__ABOUT THIS TASK__:
Go line by line through the entries and show those that hold the string "such".

── LISTED RECORDS

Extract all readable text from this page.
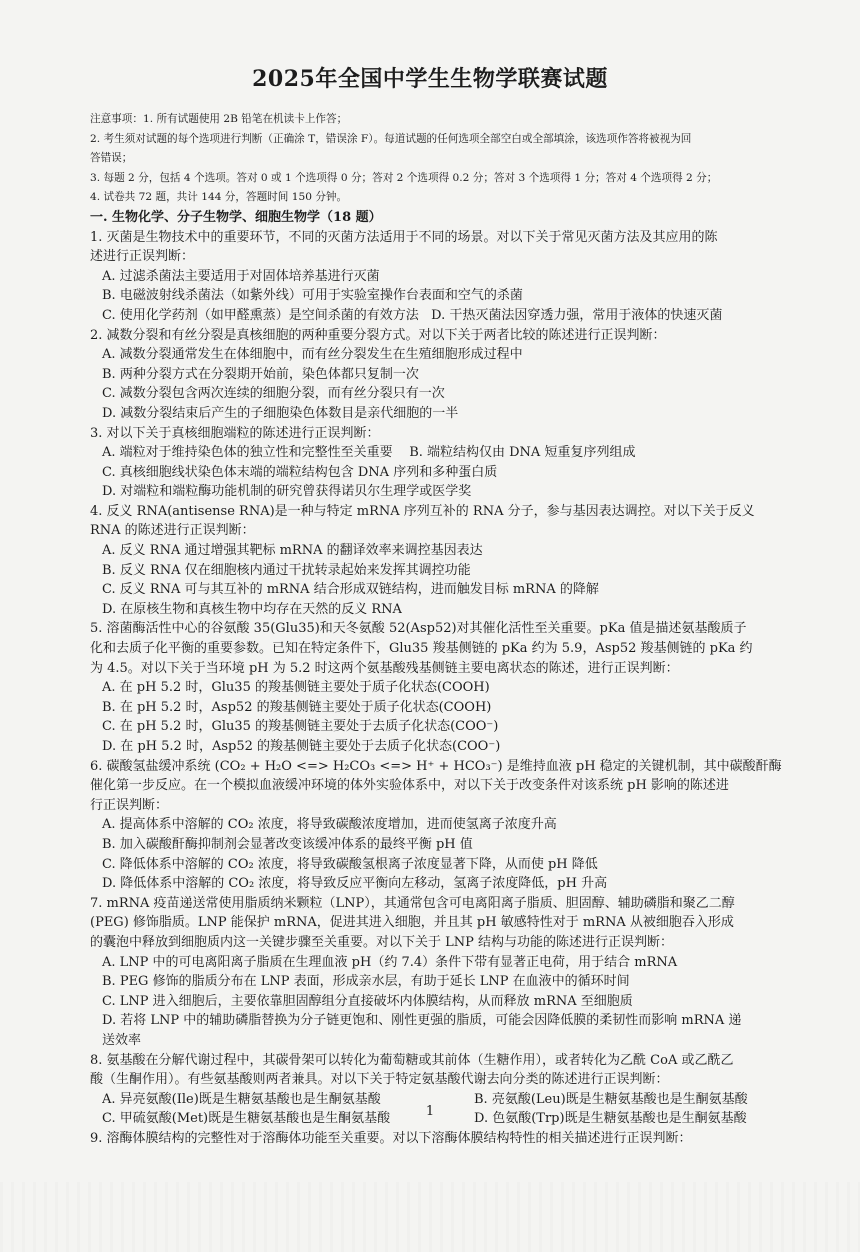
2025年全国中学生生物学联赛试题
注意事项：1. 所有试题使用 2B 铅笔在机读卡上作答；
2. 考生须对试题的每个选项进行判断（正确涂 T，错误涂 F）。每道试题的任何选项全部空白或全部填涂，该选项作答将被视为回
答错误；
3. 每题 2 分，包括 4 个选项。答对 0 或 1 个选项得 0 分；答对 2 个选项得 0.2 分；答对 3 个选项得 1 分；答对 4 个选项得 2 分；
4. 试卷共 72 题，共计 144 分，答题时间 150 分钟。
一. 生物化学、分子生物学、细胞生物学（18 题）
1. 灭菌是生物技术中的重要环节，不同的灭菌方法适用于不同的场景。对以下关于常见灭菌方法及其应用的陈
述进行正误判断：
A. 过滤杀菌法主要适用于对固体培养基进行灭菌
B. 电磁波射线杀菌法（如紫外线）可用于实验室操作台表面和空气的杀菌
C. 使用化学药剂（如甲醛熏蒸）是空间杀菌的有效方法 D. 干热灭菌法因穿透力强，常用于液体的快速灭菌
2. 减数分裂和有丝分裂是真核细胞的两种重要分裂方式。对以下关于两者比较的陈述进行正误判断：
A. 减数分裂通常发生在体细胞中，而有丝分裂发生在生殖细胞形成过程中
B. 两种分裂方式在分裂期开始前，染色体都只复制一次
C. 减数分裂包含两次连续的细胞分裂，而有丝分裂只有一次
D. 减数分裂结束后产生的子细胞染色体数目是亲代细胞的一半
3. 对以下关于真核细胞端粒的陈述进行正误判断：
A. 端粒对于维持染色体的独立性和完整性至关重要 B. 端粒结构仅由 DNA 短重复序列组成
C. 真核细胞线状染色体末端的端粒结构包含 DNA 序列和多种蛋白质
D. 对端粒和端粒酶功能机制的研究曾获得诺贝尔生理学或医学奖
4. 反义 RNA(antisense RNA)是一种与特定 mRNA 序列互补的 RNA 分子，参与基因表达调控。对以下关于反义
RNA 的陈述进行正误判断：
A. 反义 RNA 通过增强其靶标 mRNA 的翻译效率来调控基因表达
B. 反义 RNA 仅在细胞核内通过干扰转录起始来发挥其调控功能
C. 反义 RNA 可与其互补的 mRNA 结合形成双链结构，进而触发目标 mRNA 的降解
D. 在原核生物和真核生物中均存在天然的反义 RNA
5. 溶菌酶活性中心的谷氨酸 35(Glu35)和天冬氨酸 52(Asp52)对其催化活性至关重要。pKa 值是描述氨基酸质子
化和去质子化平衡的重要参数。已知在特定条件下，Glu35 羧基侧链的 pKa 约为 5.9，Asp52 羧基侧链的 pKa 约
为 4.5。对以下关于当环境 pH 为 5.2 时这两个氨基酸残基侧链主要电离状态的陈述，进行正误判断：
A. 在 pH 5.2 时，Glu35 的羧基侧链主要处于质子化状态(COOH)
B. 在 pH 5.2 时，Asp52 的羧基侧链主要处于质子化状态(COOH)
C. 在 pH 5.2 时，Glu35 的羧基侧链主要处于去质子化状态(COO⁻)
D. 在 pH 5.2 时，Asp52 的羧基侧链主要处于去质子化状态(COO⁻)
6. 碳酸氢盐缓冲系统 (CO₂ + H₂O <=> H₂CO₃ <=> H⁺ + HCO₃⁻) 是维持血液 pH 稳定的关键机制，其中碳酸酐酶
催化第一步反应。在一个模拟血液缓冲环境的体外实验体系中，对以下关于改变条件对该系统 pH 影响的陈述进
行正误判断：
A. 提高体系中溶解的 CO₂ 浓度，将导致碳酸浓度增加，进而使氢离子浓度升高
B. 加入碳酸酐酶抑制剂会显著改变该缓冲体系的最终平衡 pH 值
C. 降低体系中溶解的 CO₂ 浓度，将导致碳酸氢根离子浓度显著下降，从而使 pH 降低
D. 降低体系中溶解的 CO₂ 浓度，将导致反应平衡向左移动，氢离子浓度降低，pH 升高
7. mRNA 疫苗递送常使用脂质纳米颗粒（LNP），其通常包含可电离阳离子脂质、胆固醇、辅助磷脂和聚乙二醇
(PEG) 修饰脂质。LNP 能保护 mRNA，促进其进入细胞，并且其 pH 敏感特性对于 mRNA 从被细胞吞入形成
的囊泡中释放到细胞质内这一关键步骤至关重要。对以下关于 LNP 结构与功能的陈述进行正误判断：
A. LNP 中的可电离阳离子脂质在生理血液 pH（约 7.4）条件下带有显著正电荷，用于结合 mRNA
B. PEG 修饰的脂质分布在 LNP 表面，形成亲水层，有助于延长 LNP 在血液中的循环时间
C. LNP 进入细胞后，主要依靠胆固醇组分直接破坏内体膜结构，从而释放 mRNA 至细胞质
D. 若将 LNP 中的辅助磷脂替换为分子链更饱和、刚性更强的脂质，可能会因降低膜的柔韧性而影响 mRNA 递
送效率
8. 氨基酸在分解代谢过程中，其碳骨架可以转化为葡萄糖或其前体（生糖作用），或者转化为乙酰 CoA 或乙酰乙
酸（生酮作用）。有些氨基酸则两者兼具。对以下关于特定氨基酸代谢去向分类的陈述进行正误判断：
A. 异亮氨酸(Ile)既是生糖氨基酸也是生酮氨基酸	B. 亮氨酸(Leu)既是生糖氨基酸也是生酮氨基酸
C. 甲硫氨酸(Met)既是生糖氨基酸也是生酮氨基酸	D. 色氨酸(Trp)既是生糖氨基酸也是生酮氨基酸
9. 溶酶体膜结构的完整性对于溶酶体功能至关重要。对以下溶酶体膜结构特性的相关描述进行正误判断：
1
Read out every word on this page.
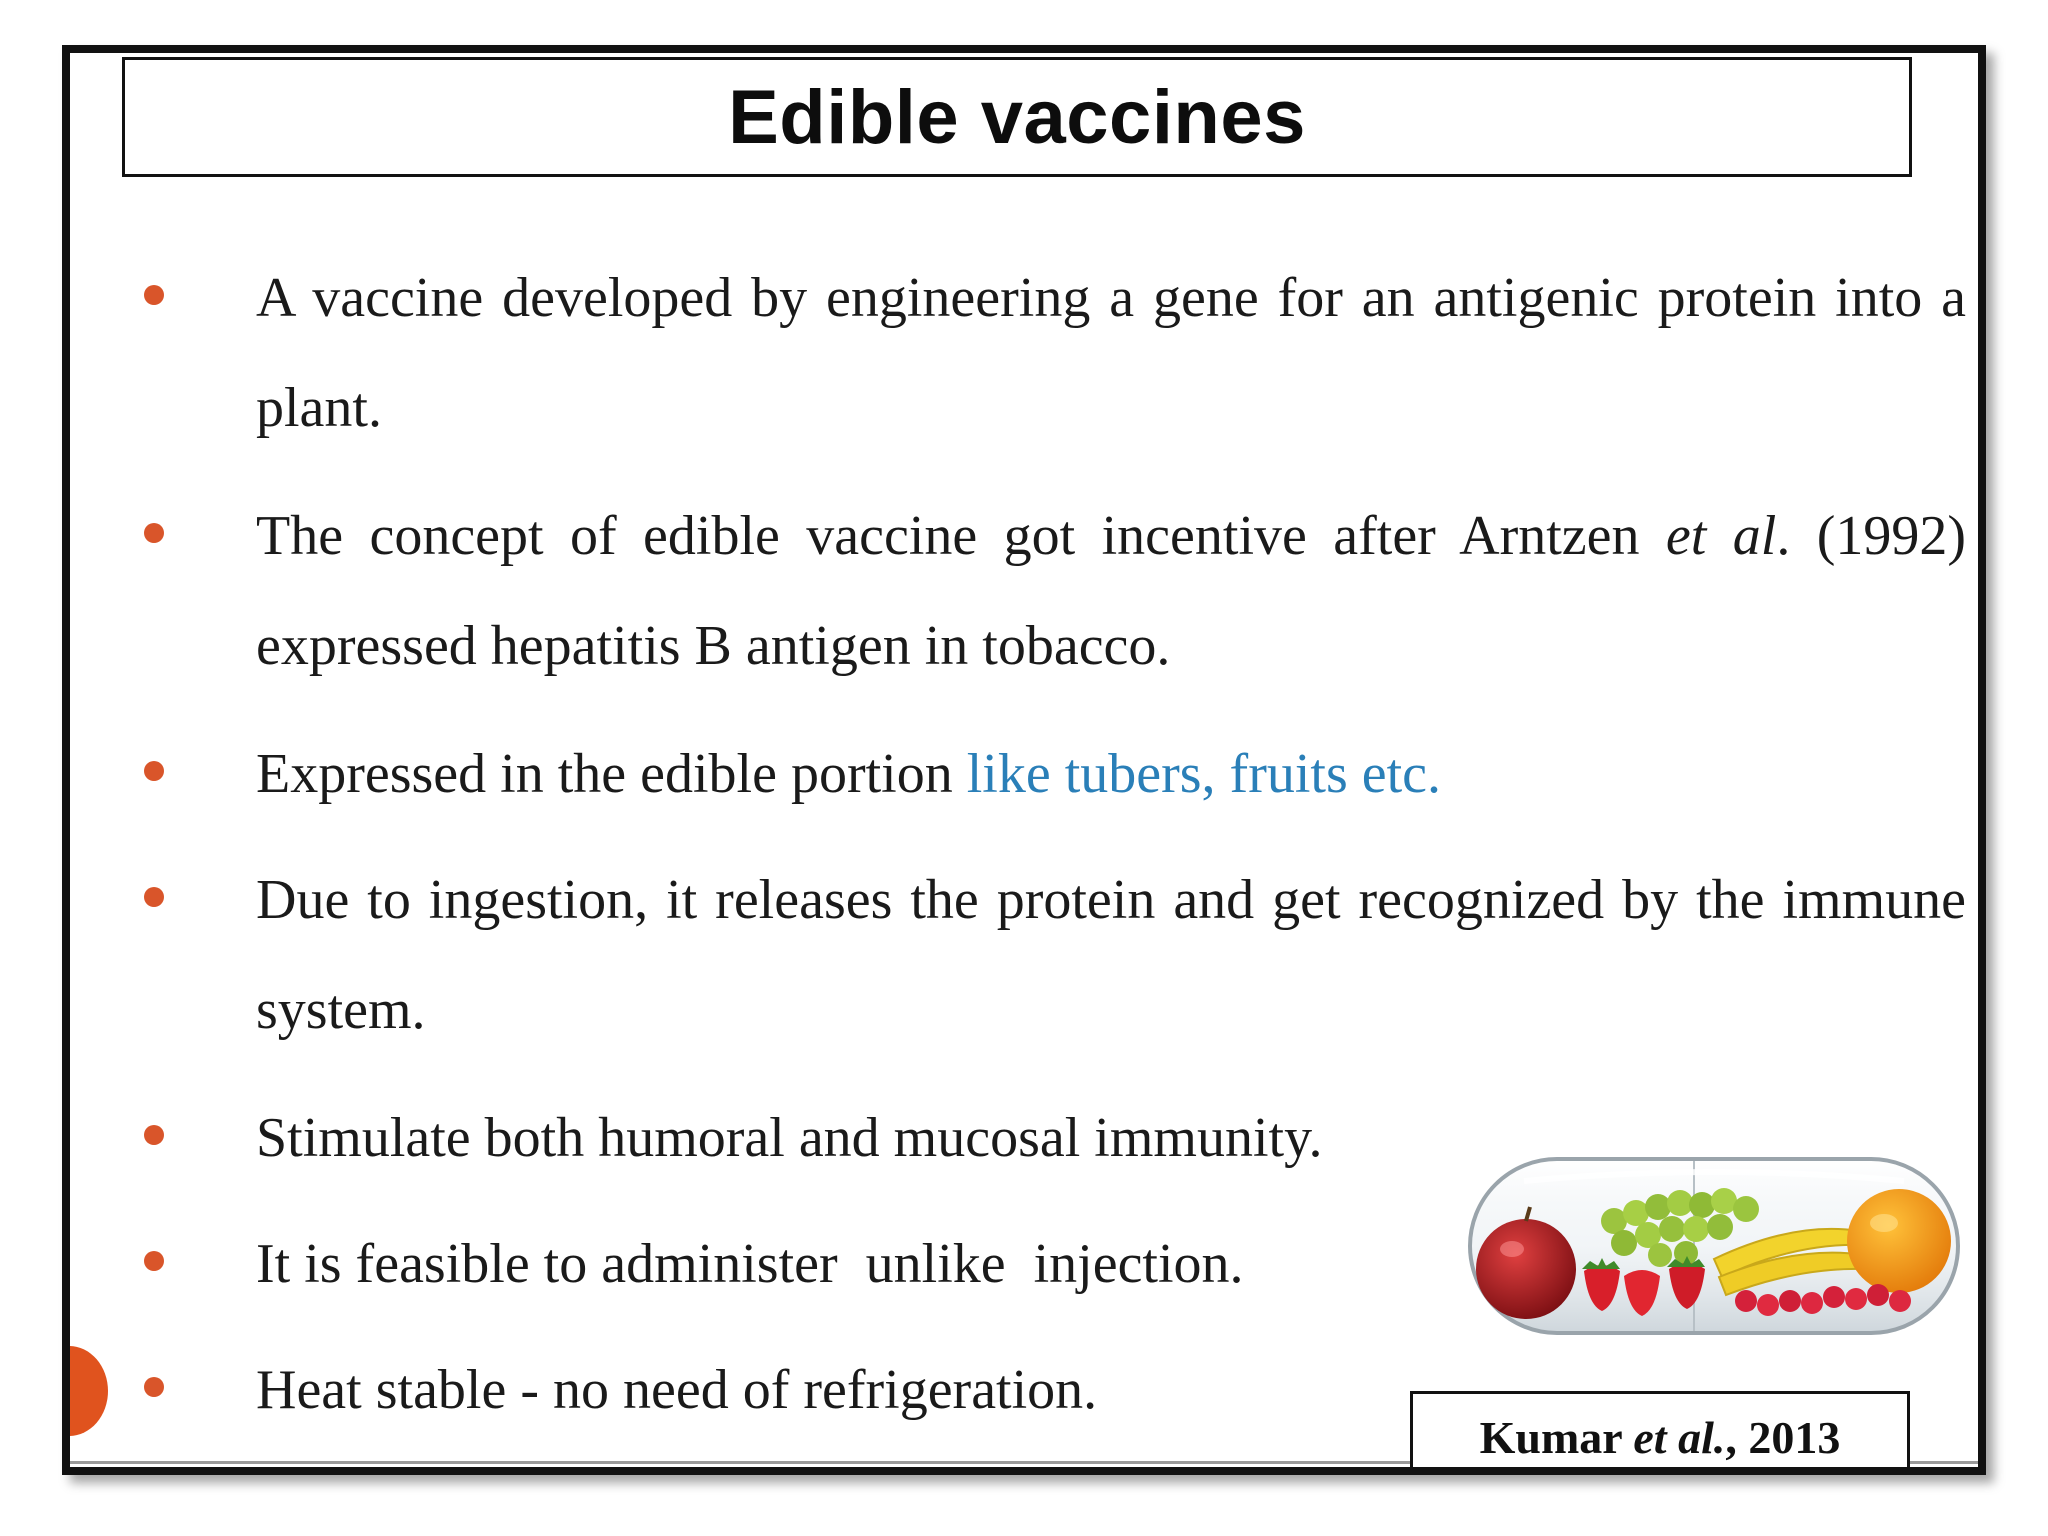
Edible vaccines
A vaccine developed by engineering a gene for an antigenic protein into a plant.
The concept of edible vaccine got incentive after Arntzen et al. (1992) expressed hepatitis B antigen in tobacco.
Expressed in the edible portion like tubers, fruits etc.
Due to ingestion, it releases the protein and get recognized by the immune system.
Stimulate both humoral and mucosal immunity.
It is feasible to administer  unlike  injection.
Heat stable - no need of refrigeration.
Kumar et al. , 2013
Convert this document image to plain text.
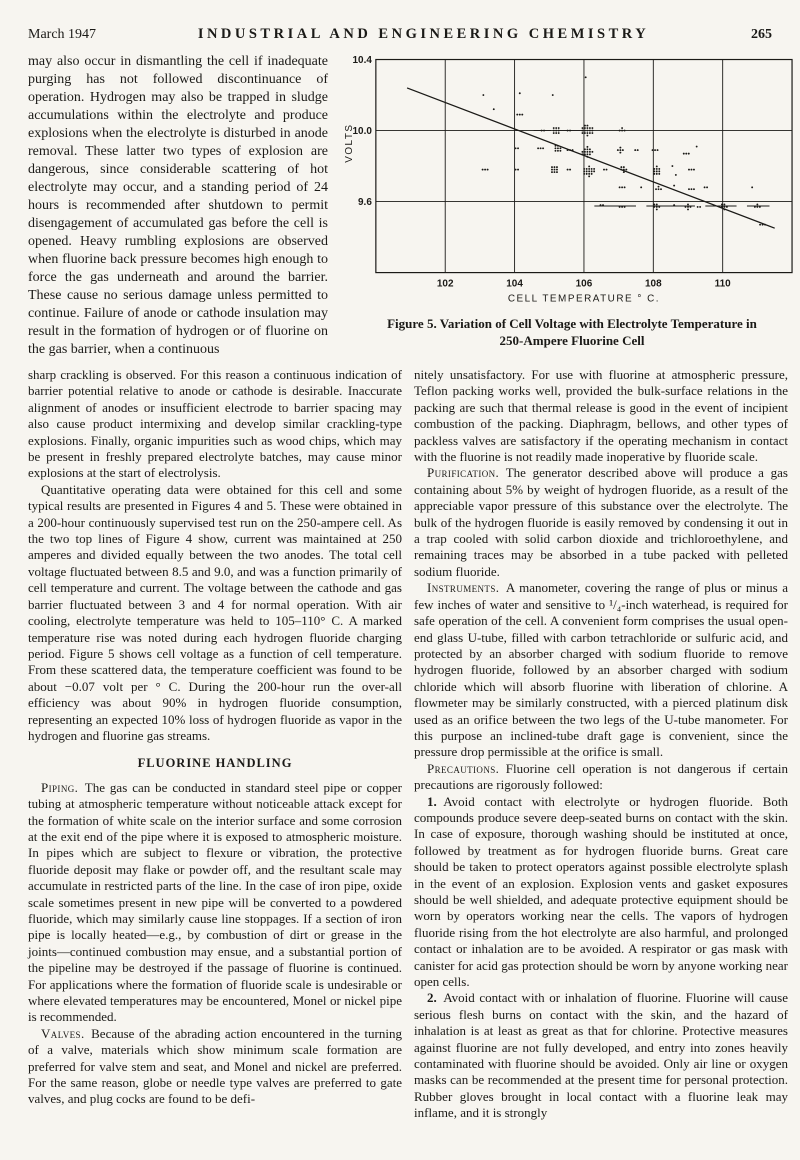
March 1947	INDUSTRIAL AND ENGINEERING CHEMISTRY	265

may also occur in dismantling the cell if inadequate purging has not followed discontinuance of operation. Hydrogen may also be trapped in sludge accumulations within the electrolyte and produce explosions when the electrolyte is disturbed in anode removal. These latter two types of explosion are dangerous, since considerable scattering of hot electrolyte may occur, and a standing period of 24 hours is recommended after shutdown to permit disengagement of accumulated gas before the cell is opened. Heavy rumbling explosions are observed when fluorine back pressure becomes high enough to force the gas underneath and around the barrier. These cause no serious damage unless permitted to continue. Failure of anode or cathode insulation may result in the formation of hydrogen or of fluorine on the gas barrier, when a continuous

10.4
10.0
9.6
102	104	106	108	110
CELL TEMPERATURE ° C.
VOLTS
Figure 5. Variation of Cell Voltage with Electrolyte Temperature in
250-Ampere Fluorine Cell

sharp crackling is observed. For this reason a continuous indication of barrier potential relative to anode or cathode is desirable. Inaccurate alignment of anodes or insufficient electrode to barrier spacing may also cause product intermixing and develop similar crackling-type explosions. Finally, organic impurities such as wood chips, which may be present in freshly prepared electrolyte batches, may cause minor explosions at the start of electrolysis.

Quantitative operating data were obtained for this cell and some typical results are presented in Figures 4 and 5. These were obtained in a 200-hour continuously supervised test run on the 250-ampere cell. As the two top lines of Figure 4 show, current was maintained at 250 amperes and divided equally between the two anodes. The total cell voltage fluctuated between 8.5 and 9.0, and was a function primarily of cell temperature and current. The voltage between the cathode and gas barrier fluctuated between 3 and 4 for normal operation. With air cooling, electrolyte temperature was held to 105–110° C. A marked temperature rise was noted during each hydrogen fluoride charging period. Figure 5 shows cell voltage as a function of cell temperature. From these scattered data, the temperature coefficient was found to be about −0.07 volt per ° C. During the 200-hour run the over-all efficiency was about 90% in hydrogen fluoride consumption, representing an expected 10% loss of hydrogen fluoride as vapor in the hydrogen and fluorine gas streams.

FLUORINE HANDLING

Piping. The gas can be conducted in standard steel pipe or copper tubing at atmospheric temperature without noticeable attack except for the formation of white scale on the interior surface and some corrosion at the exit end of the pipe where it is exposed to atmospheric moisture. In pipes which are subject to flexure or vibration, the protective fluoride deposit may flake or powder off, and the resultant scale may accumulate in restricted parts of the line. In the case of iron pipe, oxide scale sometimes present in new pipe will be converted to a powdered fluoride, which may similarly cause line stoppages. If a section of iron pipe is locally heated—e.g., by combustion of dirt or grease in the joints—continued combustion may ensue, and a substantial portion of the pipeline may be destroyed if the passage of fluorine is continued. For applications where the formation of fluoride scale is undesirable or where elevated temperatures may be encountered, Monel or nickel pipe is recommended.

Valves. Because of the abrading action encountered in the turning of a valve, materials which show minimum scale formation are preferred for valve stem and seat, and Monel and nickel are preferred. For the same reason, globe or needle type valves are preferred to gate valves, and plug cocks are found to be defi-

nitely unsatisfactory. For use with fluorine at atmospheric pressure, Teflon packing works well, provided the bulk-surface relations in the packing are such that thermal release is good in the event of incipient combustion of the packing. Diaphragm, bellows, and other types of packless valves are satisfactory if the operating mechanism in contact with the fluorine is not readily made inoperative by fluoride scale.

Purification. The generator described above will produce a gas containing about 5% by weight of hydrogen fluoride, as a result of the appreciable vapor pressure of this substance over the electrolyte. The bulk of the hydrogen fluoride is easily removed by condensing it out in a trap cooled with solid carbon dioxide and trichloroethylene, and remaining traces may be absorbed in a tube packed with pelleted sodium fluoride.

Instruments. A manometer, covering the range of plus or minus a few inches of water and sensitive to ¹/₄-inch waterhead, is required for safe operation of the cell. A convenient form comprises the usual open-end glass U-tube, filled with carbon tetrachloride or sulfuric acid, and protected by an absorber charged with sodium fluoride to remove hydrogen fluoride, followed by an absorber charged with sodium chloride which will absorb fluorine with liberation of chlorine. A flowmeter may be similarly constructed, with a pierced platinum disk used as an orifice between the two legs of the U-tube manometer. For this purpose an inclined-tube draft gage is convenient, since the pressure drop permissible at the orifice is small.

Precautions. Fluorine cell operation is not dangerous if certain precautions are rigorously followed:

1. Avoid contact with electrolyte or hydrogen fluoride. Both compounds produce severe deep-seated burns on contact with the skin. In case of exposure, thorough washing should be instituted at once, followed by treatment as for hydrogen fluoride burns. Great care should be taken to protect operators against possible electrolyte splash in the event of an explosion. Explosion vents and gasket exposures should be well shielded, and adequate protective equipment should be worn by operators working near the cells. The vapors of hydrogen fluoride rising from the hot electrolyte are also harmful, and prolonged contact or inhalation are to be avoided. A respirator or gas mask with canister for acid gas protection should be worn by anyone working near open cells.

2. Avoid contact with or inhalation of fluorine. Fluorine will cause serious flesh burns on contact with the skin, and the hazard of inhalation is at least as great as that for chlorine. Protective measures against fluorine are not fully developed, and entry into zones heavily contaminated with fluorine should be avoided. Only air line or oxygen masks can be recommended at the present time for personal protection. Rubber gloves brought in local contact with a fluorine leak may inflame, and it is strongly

────

__ANSWER TO THE PROBLEM__:
sharp crackling is observed. For this reason a continuous indication of barrier potential relative to anode or cathode is desirable. Inaccurate alignment of anodes or insufficient electrode to barrier spacing may also cause product intermixing and develop similar crackling-type explosions. Finally, organic impurities such as wood chips, which may be present in freshly prepared electrolyte batches, may cause minor explosions at the start of electrolysis.
nitely unsatisfactory. For use with fluorine at atmospheric pressure, Teflon packing works well, provided the bulk-surface relations in the packing are such that thermal release is good in the event of incipient combustion of the packing. Diaphragm, bellows, and other types of packless valves are satisfactory if the operating mechanism in contact with the fluorine is not readily made inoperative by fluoride scale.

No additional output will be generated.